■ WRITTEN INSTRUCTION ■
Turn the lines from the start of the records through the line containing "svg-text:Piscina: Piscina —" into a JSON list of strings, one string per line, with any blank lines left out.

====== TASK INPUT ======

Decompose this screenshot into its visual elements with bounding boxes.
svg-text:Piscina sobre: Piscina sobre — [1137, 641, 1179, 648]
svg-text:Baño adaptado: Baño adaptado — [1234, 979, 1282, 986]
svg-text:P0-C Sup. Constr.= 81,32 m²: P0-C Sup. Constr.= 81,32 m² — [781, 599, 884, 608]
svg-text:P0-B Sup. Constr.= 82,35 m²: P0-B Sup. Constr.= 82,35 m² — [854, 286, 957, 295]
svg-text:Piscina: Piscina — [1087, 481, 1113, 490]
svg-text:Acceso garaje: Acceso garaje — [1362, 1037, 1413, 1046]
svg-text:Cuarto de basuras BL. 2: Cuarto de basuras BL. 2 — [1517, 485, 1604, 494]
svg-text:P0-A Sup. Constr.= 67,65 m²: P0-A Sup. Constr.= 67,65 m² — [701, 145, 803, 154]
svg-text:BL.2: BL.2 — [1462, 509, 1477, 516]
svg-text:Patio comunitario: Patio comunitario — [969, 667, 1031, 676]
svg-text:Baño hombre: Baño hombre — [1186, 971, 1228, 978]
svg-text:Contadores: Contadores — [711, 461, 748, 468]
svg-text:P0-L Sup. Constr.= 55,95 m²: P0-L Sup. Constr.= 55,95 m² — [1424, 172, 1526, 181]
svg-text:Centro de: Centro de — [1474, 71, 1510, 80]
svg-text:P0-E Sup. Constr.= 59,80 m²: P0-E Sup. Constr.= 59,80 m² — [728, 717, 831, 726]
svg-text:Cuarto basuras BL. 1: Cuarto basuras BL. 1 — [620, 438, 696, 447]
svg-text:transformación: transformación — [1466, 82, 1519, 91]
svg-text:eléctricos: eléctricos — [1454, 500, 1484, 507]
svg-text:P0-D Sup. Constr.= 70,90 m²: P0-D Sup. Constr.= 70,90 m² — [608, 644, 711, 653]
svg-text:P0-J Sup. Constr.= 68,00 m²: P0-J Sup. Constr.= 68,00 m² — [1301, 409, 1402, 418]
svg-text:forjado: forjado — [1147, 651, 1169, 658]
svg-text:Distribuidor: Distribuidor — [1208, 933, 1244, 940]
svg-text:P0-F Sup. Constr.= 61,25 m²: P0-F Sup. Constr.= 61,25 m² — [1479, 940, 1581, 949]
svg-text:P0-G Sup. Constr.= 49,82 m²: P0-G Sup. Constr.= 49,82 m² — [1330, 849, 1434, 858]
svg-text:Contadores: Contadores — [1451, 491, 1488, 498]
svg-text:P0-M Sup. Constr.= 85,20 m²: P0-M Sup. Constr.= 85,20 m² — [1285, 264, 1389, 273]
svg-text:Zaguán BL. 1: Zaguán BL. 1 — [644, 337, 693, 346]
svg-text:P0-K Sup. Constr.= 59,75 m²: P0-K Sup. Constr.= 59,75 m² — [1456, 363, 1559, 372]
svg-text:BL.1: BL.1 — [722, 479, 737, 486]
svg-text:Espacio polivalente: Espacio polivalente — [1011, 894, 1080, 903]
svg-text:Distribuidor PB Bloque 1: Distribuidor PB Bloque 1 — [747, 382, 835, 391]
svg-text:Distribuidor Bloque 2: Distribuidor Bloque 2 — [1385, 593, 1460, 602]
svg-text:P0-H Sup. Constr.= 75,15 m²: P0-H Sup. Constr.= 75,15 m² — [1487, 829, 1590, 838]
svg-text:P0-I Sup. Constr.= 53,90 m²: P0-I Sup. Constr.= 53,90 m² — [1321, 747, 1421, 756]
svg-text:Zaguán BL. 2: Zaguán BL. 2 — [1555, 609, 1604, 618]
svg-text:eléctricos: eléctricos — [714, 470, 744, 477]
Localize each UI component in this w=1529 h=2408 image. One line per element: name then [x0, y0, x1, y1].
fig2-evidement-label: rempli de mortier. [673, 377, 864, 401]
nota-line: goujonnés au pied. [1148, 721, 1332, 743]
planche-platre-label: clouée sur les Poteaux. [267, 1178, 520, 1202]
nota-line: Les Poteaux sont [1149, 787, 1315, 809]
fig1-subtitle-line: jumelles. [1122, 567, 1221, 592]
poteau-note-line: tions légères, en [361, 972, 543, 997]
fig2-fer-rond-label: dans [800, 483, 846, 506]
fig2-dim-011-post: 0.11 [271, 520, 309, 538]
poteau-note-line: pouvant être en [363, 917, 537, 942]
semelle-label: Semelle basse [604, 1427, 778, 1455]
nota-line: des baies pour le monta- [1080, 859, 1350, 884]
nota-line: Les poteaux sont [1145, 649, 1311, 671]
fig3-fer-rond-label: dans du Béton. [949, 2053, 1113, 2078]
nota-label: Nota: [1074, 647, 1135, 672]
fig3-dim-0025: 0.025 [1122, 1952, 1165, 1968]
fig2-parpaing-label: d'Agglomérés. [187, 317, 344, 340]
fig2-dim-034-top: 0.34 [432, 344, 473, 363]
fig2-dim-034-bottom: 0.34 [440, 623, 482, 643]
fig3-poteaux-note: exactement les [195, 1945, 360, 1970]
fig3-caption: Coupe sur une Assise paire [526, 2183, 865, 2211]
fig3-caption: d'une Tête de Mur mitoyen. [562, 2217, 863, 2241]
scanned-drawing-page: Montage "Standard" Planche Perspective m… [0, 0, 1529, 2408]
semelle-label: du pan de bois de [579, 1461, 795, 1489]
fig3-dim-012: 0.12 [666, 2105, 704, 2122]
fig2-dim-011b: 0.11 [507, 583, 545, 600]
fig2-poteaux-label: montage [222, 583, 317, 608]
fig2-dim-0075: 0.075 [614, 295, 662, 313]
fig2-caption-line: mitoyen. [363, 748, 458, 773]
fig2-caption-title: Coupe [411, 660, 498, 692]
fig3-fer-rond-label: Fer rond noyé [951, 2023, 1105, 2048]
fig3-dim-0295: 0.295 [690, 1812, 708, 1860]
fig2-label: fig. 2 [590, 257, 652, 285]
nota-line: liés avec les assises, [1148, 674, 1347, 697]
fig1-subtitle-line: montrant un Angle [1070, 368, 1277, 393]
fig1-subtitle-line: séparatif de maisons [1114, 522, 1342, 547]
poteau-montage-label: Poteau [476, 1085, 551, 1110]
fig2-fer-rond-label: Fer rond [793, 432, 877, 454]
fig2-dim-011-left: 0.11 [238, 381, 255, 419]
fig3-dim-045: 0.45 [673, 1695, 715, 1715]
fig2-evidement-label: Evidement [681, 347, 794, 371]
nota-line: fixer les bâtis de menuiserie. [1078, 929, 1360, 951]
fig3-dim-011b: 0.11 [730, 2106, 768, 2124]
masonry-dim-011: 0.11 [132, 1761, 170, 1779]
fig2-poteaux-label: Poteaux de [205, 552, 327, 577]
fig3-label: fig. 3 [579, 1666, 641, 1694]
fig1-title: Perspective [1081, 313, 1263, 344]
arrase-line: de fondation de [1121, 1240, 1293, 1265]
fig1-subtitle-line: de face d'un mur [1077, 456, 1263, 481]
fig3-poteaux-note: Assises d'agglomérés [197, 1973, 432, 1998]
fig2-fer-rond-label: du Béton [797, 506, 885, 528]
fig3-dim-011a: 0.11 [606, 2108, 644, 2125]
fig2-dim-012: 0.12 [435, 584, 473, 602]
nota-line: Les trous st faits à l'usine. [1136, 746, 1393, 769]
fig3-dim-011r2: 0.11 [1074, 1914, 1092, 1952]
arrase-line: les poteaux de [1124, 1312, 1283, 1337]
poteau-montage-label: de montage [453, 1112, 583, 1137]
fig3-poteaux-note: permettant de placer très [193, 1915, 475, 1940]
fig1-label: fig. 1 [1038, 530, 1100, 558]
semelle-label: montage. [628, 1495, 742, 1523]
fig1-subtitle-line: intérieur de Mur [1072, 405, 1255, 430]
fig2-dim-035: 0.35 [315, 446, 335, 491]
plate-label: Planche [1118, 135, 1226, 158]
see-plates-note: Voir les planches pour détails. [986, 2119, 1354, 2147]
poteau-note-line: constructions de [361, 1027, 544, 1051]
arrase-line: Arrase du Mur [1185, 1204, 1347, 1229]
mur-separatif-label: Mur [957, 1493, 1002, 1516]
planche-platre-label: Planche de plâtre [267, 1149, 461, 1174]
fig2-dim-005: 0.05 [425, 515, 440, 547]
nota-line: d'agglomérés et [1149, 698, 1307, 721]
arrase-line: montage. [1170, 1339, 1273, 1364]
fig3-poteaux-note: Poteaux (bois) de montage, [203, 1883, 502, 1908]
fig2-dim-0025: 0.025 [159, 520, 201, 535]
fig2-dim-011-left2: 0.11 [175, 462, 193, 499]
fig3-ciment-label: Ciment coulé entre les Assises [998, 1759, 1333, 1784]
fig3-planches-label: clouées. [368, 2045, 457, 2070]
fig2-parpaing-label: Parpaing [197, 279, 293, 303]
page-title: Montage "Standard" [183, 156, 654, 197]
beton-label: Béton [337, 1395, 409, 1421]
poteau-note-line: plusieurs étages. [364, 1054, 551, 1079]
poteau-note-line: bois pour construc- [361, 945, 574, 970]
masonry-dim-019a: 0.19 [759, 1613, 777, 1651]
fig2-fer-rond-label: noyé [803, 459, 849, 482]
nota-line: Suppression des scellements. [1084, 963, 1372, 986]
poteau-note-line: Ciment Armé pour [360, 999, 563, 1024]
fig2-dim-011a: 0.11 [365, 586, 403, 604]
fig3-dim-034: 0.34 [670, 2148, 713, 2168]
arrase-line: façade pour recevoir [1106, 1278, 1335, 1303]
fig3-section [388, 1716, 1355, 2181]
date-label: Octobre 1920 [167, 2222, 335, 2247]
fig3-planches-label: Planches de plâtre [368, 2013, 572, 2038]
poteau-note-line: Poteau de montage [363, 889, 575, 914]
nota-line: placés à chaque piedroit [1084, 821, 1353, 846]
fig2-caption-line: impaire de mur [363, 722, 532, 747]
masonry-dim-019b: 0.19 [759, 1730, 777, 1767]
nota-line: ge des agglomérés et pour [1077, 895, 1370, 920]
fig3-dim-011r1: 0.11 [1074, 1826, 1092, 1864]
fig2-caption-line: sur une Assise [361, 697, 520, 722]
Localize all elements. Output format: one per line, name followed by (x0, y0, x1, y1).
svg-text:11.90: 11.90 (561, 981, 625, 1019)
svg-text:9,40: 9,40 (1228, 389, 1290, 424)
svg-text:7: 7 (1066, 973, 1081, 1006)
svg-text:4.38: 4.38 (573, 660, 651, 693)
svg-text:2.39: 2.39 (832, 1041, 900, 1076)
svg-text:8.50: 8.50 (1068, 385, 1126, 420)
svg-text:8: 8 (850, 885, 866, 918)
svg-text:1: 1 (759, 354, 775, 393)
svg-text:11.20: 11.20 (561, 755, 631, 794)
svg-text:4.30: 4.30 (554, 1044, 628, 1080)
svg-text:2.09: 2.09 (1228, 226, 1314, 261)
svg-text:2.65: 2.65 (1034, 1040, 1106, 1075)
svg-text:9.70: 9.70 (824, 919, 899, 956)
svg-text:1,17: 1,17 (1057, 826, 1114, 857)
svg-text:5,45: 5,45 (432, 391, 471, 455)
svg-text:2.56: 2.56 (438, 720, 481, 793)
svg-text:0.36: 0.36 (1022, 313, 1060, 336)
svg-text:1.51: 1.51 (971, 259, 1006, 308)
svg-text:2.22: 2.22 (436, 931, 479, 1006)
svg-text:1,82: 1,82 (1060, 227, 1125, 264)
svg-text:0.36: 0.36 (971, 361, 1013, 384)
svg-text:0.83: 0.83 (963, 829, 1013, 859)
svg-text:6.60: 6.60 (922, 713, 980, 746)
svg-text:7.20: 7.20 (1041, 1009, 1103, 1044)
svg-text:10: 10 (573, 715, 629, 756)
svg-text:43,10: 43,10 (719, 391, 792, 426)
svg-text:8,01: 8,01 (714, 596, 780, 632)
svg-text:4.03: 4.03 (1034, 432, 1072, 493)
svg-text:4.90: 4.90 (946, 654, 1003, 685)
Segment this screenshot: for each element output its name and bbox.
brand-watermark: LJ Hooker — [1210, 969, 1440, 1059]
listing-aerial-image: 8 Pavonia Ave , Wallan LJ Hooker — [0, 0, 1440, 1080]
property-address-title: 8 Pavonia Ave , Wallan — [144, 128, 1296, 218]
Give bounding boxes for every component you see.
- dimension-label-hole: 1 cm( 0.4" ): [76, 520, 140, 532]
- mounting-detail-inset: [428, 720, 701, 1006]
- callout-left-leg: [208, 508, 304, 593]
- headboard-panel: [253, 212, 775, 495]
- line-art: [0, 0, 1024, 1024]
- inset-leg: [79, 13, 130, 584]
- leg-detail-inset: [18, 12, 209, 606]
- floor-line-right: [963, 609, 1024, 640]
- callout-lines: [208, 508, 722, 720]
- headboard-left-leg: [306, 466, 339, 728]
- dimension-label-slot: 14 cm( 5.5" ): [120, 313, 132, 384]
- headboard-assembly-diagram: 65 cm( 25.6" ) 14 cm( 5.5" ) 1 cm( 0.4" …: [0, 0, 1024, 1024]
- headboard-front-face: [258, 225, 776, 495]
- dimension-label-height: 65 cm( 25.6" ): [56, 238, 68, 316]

======

■ ANSWER FOR THIS EXERCISE ■
[
  "Decompose this screenshot into its visual elements with bounding boxes.",
  "svg-text:Piscina sobre: Piscina sobre — [1137, 641, 1179, 648]",
  "svg-text:Baño adaptado: Baño adaptado — [1234, 979, 1282, 986]",
  "svg-text:P0-C Sup. Constr.= 81,32 m²: P0-C Sup. Constr.= 81,32 m² — [781, 599, 884, 608]",
  "svg-text:P0-B Sup. Constr.= 82,35 m²: P0-B Sup. Constr.= 82,35 m² — [854, 286, 957, 295]",
  "svg-text:Piscina: Piscina — [1087, 481, 1113, 490]"
]